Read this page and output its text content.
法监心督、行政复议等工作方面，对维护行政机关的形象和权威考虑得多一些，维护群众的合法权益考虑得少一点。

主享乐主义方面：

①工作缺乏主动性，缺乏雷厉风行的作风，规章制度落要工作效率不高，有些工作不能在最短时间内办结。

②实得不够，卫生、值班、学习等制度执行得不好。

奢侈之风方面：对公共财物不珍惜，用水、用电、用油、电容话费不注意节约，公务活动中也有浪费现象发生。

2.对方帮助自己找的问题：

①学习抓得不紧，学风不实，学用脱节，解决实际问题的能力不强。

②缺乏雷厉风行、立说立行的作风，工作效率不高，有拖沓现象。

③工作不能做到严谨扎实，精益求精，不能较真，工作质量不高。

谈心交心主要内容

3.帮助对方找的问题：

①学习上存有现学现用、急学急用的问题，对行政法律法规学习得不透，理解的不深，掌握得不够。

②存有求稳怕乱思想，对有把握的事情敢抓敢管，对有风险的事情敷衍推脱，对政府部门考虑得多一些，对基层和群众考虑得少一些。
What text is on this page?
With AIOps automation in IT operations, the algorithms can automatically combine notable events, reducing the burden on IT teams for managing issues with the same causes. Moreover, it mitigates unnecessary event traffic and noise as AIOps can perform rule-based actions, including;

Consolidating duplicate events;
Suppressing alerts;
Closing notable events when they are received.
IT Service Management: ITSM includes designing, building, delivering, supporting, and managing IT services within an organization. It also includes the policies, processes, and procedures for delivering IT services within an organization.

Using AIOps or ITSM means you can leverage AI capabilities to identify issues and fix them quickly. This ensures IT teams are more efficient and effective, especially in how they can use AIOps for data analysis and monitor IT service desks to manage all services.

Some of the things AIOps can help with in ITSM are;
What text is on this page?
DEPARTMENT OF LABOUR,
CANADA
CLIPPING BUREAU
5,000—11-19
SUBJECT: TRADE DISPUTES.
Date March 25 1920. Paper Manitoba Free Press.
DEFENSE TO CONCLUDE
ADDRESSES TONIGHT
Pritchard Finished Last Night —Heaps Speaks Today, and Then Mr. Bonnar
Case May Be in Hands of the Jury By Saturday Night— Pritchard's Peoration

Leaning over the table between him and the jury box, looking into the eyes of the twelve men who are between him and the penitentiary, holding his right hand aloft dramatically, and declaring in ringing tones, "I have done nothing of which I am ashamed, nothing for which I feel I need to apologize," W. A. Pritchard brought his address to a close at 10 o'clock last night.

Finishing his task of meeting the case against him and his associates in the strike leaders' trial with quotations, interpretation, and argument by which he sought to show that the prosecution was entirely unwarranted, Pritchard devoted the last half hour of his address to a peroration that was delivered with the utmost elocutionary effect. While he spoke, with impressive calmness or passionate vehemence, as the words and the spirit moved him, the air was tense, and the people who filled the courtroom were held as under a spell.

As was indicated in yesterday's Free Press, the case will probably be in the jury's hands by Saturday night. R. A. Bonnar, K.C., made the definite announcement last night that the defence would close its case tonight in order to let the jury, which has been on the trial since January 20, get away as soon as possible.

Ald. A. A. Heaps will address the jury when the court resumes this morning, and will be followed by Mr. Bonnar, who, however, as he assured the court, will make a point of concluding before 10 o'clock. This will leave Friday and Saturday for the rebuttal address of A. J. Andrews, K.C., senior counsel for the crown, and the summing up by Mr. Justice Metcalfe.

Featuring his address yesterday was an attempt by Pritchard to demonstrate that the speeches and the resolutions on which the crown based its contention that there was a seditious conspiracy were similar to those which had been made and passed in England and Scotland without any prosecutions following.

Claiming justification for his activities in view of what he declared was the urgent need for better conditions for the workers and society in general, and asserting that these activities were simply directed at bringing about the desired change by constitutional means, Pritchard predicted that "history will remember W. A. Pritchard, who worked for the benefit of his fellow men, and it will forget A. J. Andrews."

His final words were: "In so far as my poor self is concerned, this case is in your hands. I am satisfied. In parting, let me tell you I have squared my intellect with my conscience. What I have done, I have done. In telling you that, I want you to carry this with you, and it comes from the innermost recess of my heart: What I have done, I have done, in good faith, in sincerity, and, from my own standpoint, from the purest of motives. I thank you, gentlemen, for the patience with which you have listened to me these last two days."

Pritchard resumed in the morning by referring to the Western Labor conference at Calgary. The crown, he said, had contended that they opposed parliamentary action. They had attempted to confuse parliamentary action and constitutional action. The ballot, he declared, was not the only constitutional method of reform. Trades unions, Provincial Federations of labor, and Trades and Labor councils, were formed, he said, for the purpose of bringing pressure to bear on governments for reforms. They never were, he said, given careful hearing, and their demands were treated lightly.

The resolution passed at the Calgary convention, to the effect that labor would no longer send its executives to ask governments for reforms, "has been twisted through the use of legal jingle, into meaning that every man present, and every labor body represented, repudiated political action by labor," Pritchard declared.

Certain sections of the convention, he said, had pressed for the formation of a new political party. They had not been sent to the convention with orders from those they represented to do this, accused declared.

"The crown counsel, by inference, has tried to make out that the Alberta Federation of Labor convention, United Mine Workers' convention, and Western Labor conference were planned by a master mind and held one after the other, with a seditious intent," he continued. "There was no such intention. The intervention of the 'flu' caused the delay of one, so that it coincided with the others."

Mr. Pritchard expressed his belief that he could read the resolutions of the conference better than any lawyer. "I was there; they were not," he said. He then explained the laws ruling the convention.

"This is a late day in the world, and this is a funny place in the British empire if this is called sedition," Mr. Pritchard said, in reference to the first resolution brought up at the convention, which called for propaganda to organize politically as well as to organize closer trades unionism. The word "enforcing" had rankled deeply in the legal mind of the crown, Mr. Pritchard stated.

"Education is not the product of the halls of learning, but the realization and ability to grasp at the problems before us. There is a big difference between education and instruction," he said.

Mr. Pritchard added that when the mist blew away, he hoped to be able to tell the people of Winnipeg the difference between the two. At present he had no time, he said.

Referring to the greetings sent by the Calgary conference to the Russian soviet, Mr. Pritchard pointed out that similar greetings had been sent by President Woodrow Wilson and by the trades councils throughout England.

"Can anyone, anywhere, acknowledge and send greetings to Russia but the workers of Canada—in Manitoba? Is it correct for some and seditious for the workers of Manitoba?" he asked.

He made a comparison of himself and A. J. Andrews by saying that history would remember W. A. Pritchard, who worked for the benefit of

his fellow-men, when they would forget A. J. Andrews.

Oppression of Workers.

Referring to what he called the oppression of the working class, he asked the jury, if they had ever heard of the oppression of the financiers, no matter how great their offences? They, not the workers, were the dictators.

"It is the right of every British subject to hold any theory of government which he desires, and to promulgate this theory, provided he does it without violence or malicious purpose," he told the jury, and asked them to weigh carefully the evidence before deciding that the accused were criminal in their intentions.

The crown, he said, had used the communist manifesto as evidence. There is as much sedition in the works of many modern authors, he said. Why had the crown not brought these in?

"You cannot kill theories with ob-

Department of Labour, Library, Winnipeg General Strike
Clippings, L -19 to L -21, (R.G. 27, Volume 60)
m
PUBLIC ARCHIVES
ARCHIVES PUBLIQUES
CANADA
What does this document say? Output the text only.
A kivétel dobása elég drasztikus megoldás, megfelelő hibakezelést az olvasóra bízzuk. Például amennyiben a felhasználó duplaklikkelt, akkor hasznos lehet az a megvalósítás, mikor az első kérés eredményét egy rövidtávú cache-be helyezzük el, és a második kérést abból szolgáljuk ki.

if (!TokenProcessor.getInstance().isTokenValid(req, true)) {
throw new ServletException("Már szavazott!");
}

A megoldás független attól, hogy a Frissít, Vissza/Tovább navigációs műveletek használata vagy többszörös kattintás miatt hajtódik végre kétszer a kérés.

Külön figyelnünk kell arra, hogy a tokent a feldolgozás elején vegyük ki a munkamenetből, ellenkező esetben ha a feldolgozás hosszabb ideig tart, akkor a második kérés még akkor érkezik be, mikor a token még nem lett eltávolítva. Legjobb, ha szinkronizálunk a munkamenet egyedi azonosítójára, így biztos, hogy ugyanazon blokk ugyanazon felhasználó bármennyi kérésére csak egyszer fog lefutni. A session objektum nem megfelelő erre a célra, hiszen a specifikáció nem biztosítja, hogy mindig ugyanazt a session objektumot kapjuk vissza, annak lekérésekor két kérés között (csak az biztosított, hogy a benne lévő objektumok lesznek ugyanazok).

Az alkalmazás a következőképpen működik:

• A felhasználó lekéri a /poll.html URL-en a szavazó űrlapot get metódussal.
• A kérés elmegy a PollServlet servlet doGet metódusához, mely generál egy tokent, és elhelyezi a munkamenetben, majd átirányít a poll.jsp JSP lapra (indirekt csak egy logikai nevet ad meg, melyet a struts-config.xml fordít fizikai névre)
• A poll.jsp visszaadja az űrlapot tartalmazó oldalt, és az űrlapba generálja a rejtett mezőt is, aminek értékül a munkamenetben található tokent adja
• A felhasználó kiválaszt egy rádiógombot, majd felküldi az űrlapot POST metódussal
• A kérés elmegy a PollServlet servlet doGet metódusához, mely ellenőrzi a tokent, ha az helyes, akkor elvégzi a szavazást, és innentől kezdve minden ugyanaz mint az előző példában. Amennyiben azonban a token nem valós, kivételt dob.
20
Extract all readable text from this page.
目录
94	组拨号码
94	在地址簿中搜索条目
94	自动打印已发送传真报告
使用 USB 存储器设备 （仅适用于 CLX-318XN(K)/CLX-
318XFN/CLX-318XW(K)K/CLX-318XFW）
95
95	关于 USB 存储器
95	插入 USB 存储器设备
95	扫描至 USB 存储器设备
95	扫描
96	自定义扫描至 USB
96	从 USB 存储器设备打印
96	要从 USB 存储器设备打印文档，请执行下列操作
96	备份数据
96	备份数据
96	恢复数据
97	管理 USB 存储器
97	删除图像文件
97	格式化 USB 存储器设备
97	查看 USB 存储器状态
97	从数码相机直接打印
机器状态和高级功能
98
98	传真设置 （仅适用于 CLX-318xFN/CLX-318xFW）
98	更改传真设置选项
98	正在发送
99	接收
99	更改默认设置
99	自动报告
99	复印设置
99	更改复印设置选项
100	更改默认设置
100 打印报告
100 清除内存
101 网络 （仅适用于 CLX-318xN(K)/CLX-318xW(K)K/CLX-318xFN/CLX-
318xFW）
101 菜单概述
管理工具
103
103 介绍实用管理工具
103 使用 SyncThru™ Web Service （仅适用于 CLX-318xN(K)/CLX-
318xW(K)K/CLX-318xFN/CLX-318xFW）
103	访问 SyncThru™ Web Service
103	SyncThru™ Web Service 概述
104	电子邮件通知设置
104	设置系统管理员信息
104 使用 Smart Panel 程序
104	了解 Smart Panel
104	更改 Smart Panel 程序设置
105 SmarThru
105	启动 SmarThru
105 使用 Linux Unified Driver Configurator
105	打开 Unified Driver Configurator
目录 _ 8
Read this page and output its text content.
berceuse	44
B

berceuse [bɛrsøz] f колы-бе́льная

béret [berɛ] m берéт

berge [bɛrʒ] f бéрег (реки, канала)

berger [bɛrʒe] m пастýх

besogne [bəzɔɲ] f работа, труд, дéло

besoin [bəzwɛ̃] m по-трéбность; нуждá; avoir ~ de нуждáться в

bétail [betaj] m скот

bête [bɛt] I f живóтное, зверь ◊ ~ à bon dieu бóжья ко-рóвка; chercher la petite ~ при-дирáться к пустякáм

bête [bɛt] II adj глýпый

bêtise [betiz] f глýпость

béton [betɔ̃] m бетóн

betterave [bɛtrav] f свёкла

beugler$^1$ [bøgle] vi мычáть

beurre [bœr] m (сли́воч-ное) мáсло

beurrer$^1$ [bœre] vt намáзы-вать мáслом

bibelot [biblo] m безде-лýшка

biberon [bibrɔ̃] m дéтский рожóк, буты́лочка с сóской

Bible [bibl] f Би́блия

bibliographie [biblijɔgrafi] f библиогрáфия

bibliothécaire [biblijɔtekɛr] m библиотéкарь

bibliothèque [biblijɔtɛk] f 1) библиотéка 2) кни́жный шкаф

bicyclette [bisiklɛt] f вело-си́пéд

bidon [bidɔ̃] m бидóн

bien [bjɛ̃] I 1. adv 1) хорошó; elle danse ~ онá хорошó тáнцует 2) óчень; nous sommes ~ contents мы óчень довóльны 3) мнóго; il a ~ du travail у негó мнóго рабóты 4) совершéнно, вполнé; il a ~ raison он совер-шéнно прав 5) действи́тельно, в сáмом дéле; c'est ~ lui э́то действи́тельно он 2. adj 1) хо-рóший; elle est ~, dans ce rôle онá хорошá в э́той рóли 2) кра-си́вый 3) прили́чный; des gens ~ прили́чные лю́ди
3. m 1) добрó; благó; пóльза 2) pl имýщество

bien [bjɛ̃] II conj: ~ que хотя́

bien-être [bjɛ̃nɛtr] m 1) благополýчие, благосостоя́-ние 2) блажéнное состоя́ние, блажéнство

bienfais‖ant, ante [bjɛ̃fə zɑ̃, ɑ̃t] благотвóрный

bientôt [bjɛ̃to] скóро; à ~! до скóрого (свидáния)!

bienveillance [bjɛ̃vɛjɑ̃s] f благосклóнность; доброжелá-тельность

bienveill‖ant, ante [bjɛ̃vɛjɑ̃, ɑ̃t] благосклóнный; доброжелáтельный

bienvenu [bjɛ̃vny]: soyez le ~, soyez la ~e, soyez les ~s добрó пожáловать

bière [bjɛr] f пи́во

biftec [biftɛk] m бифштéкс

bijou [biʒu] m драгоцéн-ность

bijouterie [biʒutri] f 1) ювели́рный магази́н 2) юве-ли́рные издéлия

### Given task
Gather every line containing the word "need" and copy it.

### Solution to this exercise
Leaning over the table between him and the jury box, looking into the eyes of the twelve men who are between him and the penitentiary, holding his right hand aloft dramatically, and declaring in ringing tones, "I have done nothing of which I am ashamed, nothing for which I feel I need to apologize," W. A. Pritchard brought his address to a close at 10 o'clock last night.
Claiming justification for his activities in view of what he declared was the urgent need for better conditions for the workers and society in general, and asserting that these activities were simply directed at bringing about the desired change by constitutional means, Pritchard predicted that "history will remember W. A. Pritchard, who worked for the benefit of his fellow men, and it will forget A. J. Andrews."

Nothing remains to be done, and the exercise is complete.